> **JOB**: Pictures are not part of the copy; repeat everything else in the records exactly.
━━━━━ TASK INPUTS ━━━━━
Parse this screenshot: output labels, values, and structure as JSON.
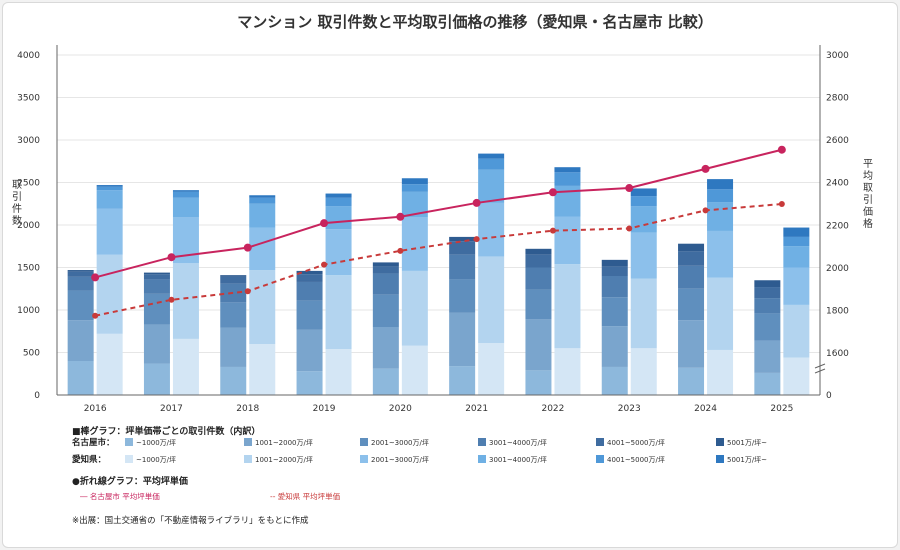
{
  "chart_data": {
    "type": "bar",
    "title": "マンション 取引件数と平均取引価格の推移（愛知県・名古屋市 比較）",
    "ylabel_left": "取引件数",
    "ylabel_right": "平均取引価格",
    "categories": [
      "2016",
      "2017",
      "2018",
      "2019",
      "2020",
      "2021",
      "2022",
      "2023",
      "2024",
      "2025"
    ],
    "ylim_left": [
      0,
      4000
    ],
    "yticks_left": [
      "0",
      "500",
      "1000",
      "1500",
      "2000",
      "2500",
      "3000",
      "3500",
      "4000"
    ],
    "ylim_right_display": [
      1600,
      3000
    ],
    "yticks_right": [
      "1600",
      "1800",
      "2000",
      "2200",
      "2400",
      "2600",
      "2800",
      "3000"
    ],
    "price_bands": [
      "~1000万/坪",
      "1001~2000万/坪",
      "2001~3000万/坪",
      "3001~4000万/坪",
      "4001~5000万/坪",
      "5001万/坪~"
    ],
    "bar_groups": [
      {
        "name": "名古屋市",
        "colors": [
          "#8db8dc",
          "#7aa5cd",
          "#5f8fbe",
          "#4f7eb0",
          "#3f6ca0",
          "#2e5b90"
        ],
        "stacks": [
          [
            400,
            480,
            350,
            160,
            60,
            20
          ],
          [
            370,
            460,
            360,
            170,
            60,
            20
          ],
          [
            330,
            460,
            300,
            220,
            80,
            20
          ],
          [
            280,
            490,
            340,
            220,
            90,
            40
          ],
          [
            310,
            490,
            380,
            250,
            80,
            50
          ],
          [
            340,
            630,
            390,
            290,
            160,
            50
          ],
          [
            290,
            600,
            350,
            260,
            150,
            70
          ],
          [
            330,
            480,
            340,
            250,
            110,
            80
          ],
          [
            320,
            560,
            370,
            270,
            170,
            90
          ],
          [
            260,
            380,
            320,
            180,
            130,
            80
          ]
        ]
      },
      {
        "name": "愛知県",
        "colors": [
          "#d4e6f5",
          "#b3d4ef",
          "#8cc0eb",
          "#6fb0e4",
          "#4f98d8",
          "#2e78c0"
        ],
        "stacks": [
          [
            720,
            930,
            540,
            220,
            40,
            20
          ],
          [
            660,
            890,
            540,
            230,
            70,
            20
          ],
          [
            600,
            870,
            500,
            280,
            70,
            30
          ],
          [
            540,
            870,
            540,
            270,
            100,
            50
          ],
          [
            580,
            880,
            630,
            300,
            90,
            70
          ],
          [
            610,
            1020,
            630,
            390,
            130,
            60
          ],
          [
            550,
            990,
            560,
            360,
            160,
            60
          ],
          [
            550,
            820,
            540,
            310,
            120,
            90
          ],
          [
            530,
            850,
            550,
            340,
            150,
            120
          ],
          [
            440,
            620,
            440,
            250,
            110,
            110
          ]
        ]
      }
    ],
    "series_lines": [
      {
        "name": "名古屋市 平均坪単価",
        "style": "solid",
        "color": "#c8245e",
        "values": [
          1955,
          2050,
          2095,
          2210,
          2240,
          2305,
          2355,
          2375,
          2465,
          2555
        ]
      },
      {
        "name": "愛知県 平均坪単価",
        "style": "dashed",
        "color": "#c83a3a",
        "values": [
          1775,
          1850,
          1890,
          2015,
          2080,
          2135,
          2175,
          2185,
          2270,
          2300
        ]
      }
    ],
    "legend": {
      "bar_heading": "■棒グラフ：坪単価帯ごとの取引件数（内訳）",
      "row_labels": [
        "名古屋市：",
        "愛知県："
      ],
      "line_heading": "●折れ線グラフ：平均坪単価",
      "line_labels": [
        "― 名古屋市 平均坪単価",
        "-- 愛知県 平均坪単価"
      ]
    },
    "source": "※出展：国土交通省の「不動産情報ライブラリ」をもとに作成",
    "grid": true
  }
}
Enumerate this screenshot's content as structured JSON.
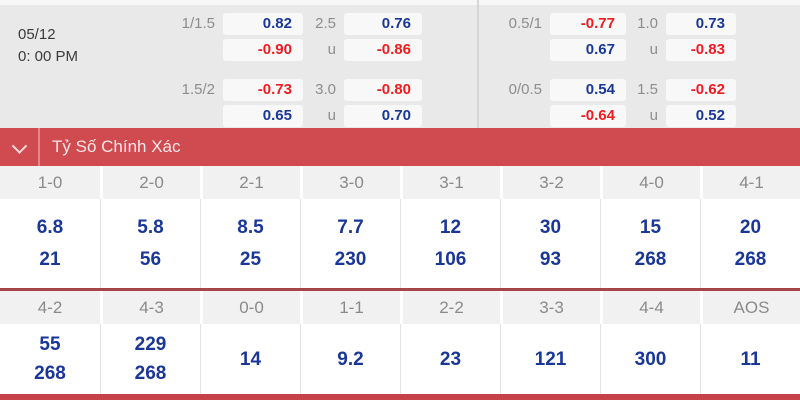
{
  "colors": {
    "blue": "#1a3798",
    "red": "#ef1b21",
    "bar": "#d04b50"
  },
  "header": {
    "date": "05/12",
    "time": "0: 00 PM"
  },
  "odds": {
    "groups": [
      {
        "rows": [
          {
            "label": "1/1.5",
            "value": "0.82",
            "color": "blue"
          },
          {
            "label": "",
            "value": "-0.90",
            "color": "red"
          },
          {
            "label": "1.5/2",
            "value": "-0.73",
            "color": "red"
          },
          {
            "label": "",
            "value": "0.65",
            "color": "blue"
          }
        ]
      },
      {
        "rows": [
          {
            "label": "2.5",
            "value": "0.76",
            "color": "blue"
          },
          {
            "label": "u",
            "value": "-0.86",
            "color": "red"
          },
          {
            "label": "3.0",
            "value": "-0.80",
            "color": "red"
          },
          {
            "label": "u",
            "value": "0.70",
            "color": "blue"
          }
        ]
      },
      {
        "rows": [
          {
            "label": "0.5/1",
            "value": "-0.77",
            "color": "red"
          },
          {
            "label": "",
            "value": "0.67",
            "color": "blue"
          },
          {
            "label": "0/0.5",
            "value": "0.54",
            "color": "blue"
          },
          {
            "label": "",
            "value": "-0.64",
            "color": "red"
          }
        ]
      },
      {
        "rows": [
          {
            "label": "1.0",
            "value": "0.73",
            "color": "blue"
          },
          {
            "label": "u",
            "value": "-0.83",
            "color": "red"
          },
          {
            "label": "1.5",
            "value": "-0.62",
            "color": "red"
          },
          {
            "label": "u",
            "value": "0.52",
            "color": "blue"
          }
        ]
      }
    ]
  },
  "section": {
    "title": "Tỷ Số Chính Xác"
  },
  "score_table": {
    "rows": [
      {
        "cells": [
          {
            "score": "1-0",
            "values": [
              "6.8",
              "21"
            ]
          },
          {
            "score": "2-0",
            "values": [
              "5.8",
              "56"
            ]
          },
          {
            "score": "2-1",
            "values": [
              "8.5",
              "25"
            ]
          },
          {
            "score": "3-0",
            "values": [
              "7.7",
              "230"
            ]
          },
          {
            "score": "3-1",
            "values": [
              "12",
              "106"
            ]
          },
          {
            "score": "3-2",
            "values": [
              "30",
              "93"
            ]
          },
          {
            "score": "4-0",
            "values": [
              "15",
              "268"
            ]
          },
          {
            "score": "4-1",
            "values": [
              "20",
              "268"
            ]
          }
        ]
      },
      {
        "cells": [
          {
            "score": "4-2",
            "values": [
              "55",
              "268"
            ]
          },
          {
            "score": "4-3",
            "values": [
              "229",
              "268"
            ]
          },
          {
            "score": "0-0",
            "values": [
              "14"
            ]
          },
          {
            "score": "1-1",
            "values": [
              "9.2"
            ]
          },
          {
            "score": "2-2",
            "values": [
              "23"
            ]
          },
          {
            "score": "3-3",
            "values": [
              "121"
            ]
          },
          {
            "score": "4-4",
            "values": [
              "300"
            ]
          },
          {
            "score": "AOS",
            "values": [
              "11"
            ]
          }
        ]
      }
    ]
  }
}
━━━━━
> **EXPECTED OUTPUT**:
Parse this screenshot: output labels, values, and structure as JSON.
{
  "chart_data": {
    "type": "bar",
    "title": "マンション 取引件数と平均取引価格の推移（愛知県・名古屋市 比較）",
    "ylabel_left": "取引件数",
    "ylabel_right": "平均取引価格",
    "categories": [
      "2016",
      "2017",
      "2018",
      "2019",
      "2020",
      "2021",
      "2022",
      "2023",
      "2024",
      "2025"
    ],
    "ylim_left": [
      0,
      4000
    ],
    "yticks_left": [
      "0",
      "500",
      "1000",
      "1500",
      "2000",
      "2500",
      "3000",
      "3500",
      "4000"
    ],
    "ylim_right_display": [
      1600,
      3000
    ],
    "yticks_right": [
      "1600",
      "1800",
      "2000",
      "2200",
      "2400",
      "2600",
      "2800",
      "3000"
    ],
    "price_bands": [
      "~1000万/坪",
      "1001~2000万/坪",
      "2001~3000万/坪",
      "3001~4000万/坪",
      "4001~5000万/坪",
      "5001万/坪~"
    ],
    "bar_groups": [
      {
        "name": "名古屋市",
        "colors": [
          "#8db8dc",
          "#7aa5cd",
          "#5f8fbe",
          "#4f7eb0",
          "#3f6ca0",
          "#2e5b90"
        ],
        "stacks": [
          [
            400,
            480,
            350,
            160,
            60,
            20
          ],
          [
            370,
            460,
            360,
            170,
            60,
            20
          ],
          [
            330,
            460,
            300,
            220,
            80,
            20
          ],
          [
            280,
            490,
            340,
            220,
            90,
            40
          ],
          [
            310,
            490,
            380,
            250,
            80,
            50
          ],
          [
            340,
            630,
            390,
            290,
            160,
            50
          ],
          [
            290,
            600,
            350,
            260,
            150,
            70
          ],
          [
            330,
            480,
            340,
            250,
            110,
            80
          ],
          [
            320,
            560,
            370,
            270,
            170,
            90
          ],
          [
            260,
            380,
            320,
            180,
            130,
            80
          ]
        ]
      },
      {
        "name": "愛知県",
        "colors": [
          "#d4e6f5",
          "#b3d4ef",
          "#8cc0eb",
          "#6fb0e4",
          "#4f98d8",
          "#2e78c0"
        ],
        "stacks": [
          [
            720,
            930,
            540,
            220,
            40,
            20
          ],
          [
            660,
            890,
            540,
            230,
            70,
            20
          ],
          [
            600,
            870,
            500,
            280,
            70,
            30
          ],
          [
            540,
            870,
            540,
            270,
            100,
            50
          ],
          [
            580,
            880,
            630,
            300,
            90,
            70
          ],
          [
            610,
            1020,
            630,
            390,
            130,
            60
          ],
          [
            550,
            990,
            560,
            360,
            160,
            60
          ],
          [
            550,
            820,
            540,
            310,
            120,
            90
          ],
          [
            530,
            850,
            550,
            340,
            150,
            120
          ],
          [
            440,
            620,
            440,
            250,
            110,
            110
          ]
        ]
      }
    ],
    "series_lines": [
      {
        "name": "名古屋市 平均坪単価",
        "style": "solid",
        "color": "#c8245e",
        "values": [
          1955,
          2050,
          2095,
          2210,
          2240,
          2305,
          2355,
          2375,
          2465,
          2555
        ]
      },
      {
        "name": "愛知県 平均坪単価",
        "style": "dashed",
        "color": "#c83a3a",
        "values": [
          1775,
          1850,
          1890,
          2015,
          2080,
          2135,
          2175,
          2185,
          2270,
          2300
        ]
      }
    ],
    "legend": {
      "bar_heading": "■棒グラフ：坪単価帯ごとの取引件数（内訳）",
      "row_labels": [
        "名古屋市：",
        "愛知県："
      ],
      "line_heading": "●折れ線グラフ：平均坪単価",
      "line_labels": [
        "― 名古屋市 平均坪単価",
        "-- 愛知県 平均坪単価"
      ]
    },
    "source": "※出展：国土交通省の「不動産情報ライブラリ」をもとに作成",
    "grid": true
  }
}
Enumerate this screenshot's content as structured JSON.
{
  "colors": {
    "blue": "#1a3798",
    "red": "#ef1b21",
    "bar": "#d04b50"
  },
  "header": {
    "date": "05/12",
    "time": "0: 00 PM"
  },
  "odds": {
    "groups": [
      {
        "rows": [
          {
            "label": "1/1.5",
            "value": "0.82",
            "color": "blue"
          },
          {
            "label": "",
            "value": "-0.90",
            "color": "red"
          },
          {
            "label": "1.5/2",
            "value": "-0.73",
            "color": "red"
          },
          {
            "label": "",
            "value": "0.65",
            "color": "blue"
          }
        ]
      },
      {
        "rows": [
          {
            "label": "2.5",
            "value": "0.76",
            "color": "blue"
          },
          {
            "label": "u",
            "value": "-0.86",
            "color": "red"
          },
          {
            "label": "3.0",
            "value": "-0.80",
            "color": "red"
          },
          {
            "label": "u",
            "value": "0.70",
            "color": "blue"
          }
        ]
      },
      {
        "rows": [
          {
            "label": "0.5/1",
            "value": "-0.77",
            "color": "red"
          },
          {
            "label": "",
            "value": "0.67",
            "color": "blue"
          },
          {
            "label": "0/0.5",
            "value": "0.54",
            "color": "blue"
          },
          {
            "label": "",
            "value": "-0.64",
            "color": "red"
          }
        ]
      },
      {
        "rows": [
          {
            "label": "1.0",
            "value": "0.73",
            "color": "blue"
          },
          {
            "label": "u",
            "value": "-0.83",
            "color": "red"
          },
          {
            "label": "1.5",
            "value": "-0.62",
            "color": "red"
          },
          {
            "label": "u",
            "value": "0.52",
            "color": "blue"
          }
        ]
      }
    ]
  },
  "section": {
    "title": "Tỷ Số Chính Xác"
  },
  "score_table": {
    "rows": [
      {
        "cells": [
          {
            "score": "1-0",
            "values": [
              "6.8",
              "21"
            ]
          },
          {
            "score": "2-0",
            "values": [
              "5.8",
              "56"
            ]
          },
          {
            "score": "2-1",
            "values": [
              "8.5",
              "25"
            ]
          },
          {
            "score": "3-0",
            "values": [
              "7.7",
              "230"
            ]
          },
          {
            "score": "3-1",
            "values": [
              "12",
              "106"
            ]
          },
          {
            "score": "3-2",
            "values": [
              "30",
              "93"
            ]
          },
          {
            "score": "4-0",
            "values": [
              "15",
              "268"
            ]
          },
          {
            "score": "4-1",
            "values": [
              "20",
              "268"
            ]
          }
        ]
      },
      {
        "cells": [
          {
            "score": "4-2",
            "values": [
              "55",
              "268"
            ]
          },
          {
            "score": "4-3",
            "values": [
              "229",
              "268"
            ]
          },
          {
            "score": "0-0",
            "values": [
              "14"
            ]
          },
          {
            "score": "1-1",
            "values": [
              "9.2"
            ]
          },
          {
            "score": "2-2",
            "values": [
              "23"
            ]
          },
          {
            "score": "3-3",
            "values": [
              "121"
            ]
          },
          {
            "score": "4-4",
            "values": [
              "300"
            ]
          },
          {
            "score": "AOS",
            "values": [
              "11"
            ]
          }
        ]
      }
    ]
  }
}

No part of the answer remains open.